BRIEF
Repeat every line of the data exactly, but not the pictures.

(Data records)

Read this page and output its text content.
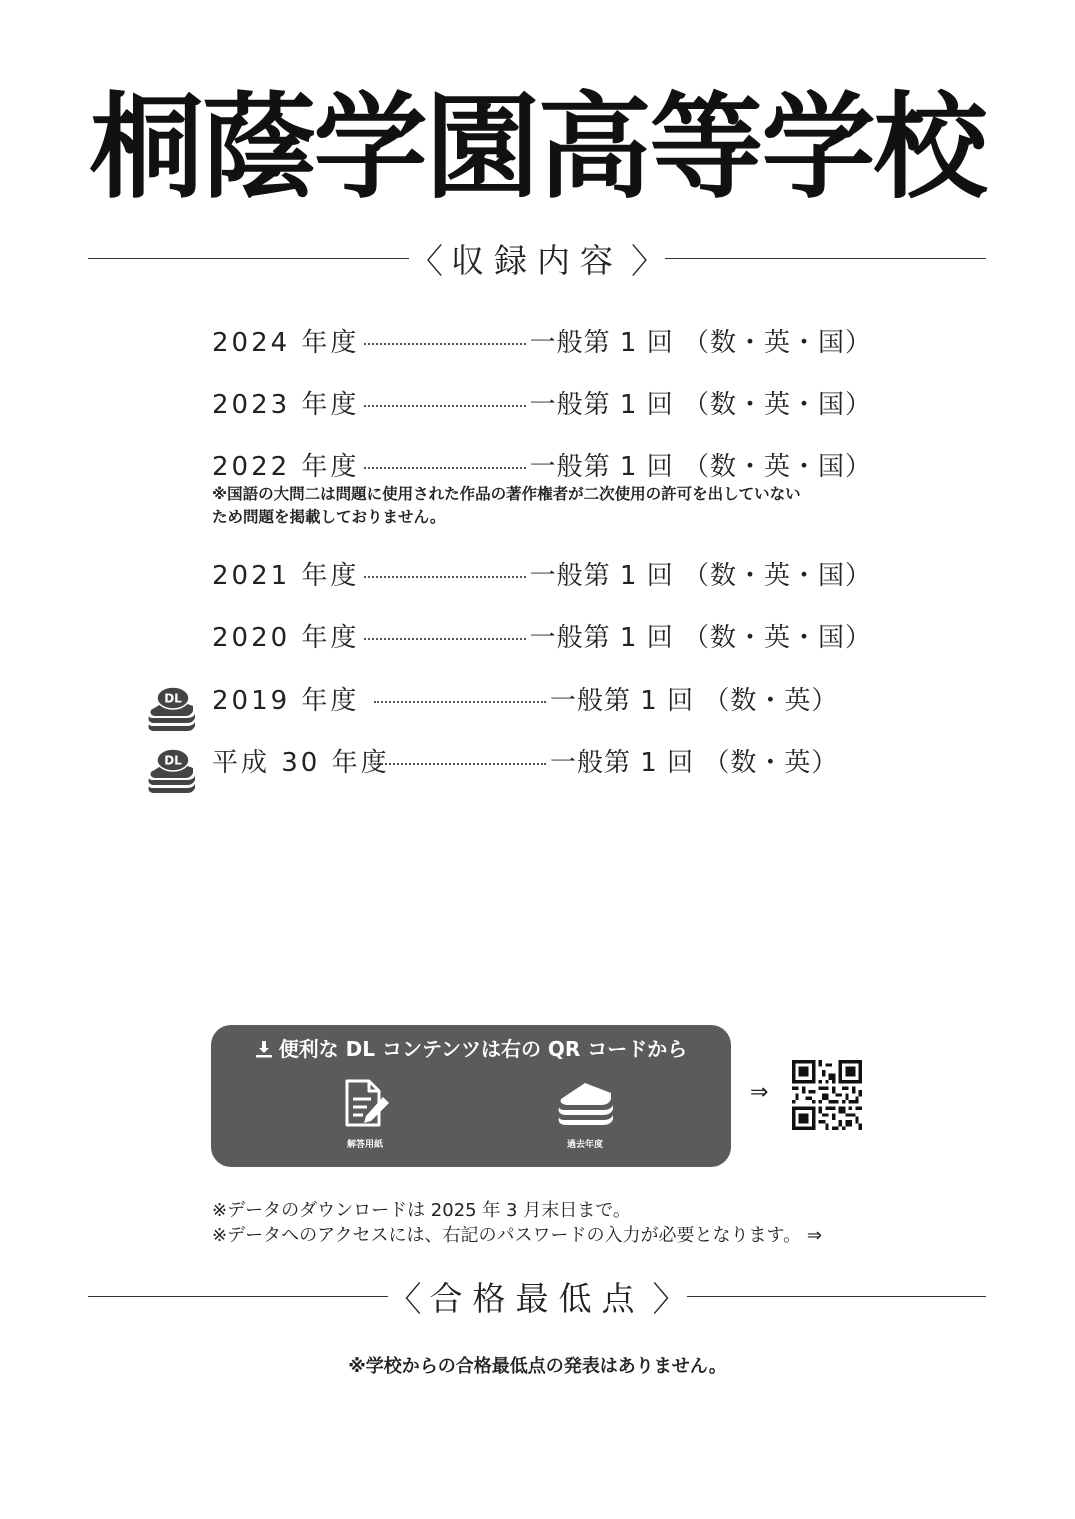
桐蔭学園高等学校
〈 収録内容 〉
2024 年度	一般第 1 回 （数・英・国）
2023 年度	一般第 1 回 （数・英・国）
2022 年度	一般第 1 回 （数・英・国）
※国語の大問二は問題に使用された作品の著作権者が二次使用の許可を出していない
ため問題を掲載しておりません。
2021 年度	一般第 1 回 （数・英・国）
2020 年度	一般第 1 回 （数・英・国）
DL 2019 年度	一般第 1 回 （数・英）
DL 平成 30 年度	一般第 1 回 （数・英）
便利な DL コンテンツは右の QR コードから
解答用紙	過去年度
⇒
※データのダウンロードは 2025 年 3 月末日まで。
※データへのアクセスには、右記のパスワードの入力が必要となります。 ⇒
〈 合格最低点 〉
※学校からの合格最低点の発表はありません。
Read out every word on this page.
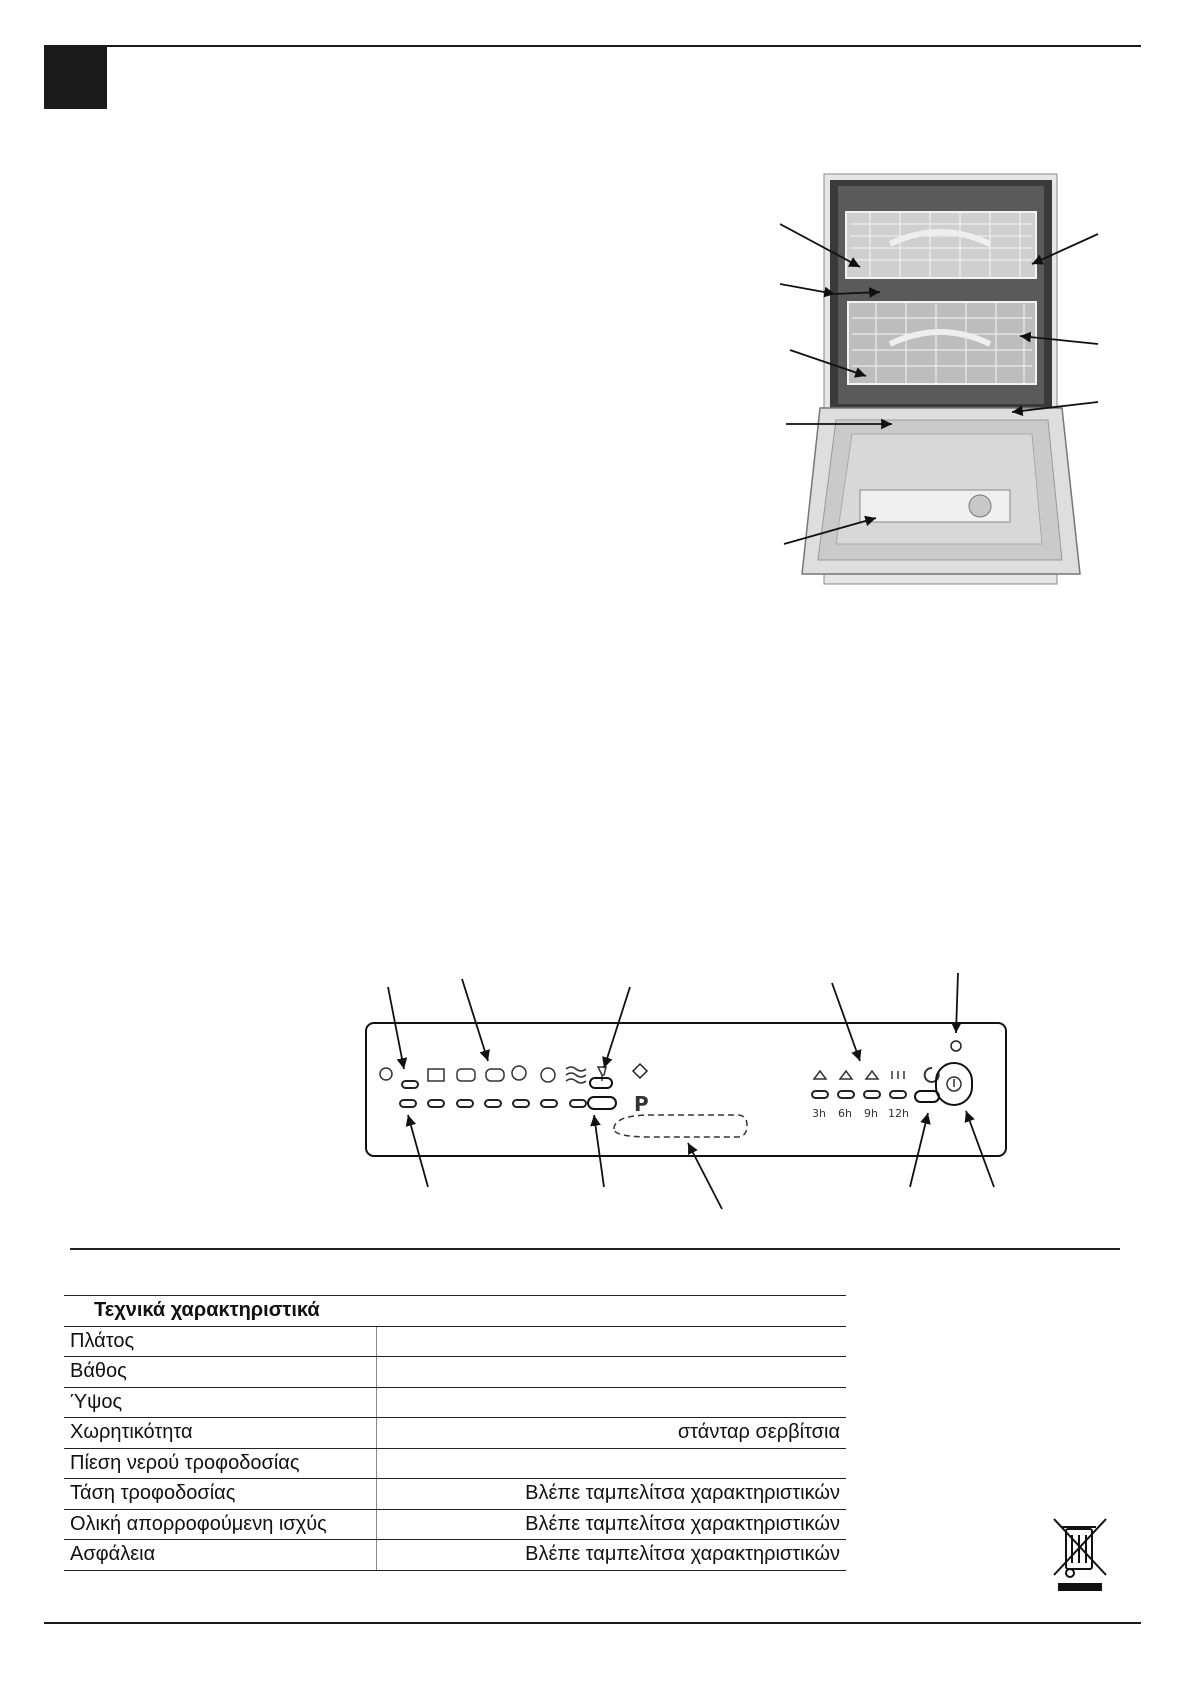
P	3h 6h 9h 12h
Τεχνικά χαρακτηριστικά	
Πλάτος	
Βάθος	
Ύψος	
Χωρητικότητα	στάνταρ σερβίτσια
Πίεση νερού τροφοδοσίας	
Τάση τροφοδοσίας	Βλέπε ταμπελίτσα χαρακτηριστικών
Ολική απορροφούμενη ισχύς	Βλέπε ταμπελίτσα χαρακτηριστικών
Ασφάλεια	Βλέπε ταμπελίτσα χαρακτηριστικών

SOLUTION TO THIS PROBLEM
Read this page and output its text content.
桐蔭学園高等学校
〈 収録内容 〉
2024 年度	一般第 1 回 （数・英・国）
2023 年度	一般第 1 回 （数・英・国）
2022 年度	一般第 1 回 （数・英・国）
※国語の大問二は問題に使用された作品の著作権者が二次使用の許可を出していない
ため問題を掲載しておりません。
2021 年度	一般第 1 回 （数・英・国）
2020 年度	一般第 1 回 （数・英・国）
DL 2019 年度	一般第 1 回 （数・英）
DL 平成 30 年度	一般第 1 回 （数・英）
便利な DL コンテンツは右の QR コードから
解答用紙	過去年度
⇒
※データのダウンロードは 2025 年 3 月末日まで。
※データへのアクセスには、右記のパスワードの入力が必要となります。 ⇒
〈 合格最低点 〉
※学校からの合格最低点の発表はありません。
Read out every word on this page.
P	3h 6h 9h 12h
Τεχνικά χαρακτηριστικά	
Πλάτος	
Βάθος	
Ύψος	
Χωρητικότητα	στάνταρ σερβίτσια
Πίεση νερού τροφοδοσίας	
Τάση τροφοδοσίας	Βλέπε ταμπελίτσα χαρακτηριστικών
Ολική απορροφούμενη ισχύς	Βλέπε ταμπελίτσα χαρακτηριστικών
Ασφάλεια	Βλέπε ταμπελίτσα χαρακτηριστικών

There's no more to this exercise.